**THE EXERCISE:** Please write out the material that follows, exactly as it stands.

**RECORD SET:**

-------------------------

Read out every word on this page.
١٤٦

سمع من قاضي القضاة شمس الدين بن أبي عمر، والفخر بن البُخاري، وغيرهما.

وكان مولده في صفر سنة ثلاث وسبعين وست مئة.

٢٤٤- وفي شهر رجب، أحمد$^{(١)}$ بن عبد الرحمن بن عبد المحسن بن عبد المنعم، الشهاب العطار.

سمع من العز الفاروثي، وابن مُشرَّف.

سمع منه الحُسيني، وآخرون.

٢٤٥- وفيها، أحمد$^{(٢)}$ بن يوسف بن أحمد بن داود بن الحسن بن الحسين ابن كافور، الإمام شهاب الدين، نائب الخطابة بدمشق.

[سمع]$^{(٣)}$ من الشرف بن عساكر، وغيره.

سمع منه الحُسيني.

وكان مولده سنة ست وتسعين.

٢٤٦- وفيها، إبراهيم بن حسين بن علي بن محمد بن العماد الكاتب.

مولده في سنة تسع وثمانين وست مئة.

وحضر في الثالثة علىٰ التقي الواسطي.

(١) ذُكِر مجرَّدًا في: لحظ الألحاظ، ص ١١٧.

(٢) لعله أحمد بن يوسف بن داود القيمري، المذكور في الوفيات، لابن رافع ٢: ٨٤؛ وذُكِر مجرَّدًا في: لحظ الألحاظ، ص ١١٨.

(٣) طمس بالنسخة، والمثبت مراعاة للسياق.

-------------------------

**EXERCISE SOLUTION:**
Read out every word on this page.
١٤٦

سمع من قاضي القضاة شمس الدين بن أبي عمر، والفخر بن البُخاري، وغيرهما.

وكان مولده في صفر سنة ثلاث وسبعين وست مئة.

٢٤٤- وفي شهر رجب، أحمد$^{(١)}$ بن عبد الرحمن بن عبد المحسن بن عبد المنعم، الشهاب العطار.

سمع من العز الفاروثي، وابن مُشرَّف.

سمع منه الحُسيني، وآخرون.

٢٤٥- وفيها، أحمد$^{(٢)}$ بن يوسف بن أحمد بن داود بن الحسن بن الحسين ابن كافور، الإمام شهاب الدين، نائب الخطابة بدمشق.

[سمع]$^{(٣)}$ من الشرف بن عساكر، وغيره.

سمع منه الحُسيني.

وكان مولده سنة ست وتسعين.

٢٤٦- وفيها، إبراهيم بن حسين بن علي بن محمد بن العماد الكاتب.

مولده في سنة تسع وثمانين وست مئة.

وحضر في الثالثة علىٰ التقي الواسطي.

(١) ذُكِر مجرَّدًا في: لحظ الألحاظ، ص ١١٧.

(٢) لعله أحمد بن يوسف بن داود القيمري، المذكور في الوفيات، لابن رافع ٢: ٨٤؛ وذُكِر مجرَّدًا في: لحظ الألحاظ، ص ١١٨.

(٣) طمس بالنسخة، والمثبت مراعاة للسياق.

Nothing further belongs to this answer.